The request>
Every line that contains "this" counts once; give the total number of such lines, with no other words.

--- Start of Dataset entries ---

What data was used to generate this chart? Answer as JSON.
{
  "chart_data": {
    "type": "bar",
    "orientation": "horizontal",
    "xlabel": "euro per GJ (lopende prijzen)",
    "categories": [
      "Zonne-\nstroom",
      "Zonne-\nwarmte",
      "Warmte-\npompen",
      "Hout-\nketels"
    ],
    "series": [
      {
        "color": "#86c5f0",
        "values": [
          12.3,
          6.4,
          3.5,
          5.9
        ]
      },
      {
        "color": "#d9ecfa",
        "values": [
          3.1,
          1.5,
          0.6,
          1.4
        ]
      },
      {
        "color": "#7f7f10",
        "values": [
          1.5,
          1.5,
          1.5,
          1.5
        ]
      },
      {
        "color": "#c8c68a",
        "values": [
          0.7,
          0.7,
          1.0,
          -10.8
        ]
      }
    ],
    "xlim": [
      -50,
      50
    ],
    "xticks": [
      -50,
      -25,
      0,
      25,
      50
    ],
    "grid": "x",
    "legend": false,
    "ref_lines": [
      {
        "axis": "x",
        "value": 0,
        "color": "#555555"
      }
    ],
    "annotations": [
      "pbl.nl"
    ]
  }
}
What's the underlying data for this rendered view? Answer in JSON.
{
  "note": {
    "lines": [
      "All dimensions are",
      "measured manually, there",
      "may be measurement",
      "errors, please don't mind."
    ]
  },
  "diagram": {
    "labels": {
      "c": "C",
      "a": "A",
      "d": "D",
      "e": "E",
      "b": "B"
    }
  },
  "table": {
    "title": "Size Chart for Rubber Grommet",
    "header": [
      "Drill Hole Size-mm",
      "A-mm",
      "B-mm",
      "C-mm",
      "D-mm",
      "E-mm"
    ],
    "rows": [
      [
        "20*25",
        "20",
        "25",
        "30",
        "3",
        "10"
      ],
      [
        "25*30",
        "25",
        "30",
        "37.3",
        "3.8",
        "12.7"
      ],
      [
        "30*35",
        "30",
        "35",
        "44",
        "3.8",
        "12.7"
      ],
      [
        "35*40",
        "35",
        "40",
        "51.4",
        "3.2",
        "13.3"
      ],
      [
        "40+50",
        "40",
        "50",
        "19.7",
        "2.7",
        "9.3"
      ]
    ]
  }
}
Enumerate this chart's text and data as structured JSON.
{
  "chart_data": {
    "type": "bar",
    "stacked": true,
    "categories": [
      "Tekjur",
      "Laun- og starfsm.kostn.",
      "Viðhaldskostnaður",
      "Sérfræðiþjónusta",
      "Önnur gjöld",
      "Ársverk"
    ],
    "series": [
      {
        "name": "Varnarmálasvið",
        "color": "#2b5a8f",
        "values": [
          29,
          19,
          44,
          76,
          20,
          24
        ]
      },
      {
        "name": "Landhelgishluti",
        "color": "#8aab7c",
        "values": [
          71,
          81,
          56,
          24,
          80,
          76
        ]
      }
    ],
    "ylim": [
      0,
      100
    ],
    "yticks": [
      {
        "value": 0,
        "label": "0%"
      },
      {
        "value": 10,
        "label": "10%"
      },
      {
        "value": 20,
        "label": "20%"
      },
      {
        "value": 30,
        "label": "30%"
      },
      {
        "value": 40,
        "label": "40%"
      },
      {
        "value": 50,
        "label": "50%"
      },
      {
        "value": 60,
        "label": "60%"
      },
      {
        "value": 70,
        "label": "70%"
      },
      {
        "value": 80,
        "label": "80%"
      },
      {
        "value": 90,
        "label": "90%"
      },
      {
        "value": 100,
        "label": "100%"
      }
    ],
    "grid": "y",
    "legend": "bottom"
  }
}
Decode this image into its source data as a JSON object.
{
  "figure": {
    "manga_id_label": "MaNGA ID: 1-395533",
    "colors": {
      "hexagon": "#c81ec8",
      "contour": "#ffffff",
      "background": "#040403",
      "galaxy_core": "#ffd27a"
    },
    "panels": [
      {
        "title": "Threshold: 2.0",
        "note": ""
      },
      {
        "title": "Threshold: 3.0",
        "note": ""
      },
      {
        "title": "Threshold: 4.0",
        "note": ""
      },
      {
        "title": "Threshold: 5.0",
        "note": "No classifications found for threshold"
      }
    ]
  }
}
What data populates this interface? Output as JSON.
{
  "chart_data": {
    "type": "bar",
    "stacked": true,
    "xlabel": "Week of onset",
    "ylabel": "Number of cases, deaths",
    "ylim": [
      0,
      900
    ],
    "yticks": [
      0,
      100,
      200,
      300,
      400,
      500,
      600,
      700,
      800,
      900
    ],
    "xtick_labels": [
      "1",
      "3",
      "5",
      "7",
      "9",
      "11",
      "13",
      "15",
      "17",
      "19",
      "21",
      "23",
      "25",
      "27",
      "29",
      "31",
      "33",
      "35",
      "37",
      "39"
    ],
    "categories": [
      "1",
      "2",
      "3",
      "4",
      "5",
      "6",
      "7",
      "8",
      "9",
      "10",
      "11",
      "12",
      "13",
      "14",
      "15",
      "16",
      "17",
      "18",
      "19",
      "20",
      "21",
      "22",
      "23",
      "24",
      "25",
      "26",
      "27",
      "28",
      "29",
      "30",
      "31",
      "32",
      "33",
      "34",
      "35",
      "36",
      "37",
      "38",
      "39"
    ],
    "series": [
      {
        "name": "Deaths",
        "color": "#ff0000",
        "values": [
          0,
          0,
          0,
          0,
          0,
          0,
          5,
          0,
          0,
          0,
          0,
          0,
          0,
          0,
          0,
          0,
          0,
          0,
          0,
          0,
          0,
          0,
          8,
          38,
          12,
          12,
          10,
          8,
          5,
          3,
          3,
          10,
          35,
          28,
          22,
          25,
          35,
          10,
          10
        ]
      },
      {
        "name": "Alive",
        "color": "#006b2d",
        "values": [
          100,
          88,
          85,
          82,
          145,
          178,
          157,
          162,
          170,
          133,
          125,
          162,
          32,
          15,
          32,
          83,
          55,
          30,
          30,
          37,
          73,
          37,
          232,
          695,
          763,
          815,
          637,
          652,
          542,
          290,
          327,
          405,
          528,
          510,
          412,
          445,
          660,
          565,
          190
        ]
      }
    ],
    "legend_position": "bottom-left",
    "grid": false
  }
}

--- End of Dataset entries ---

The completed task>
5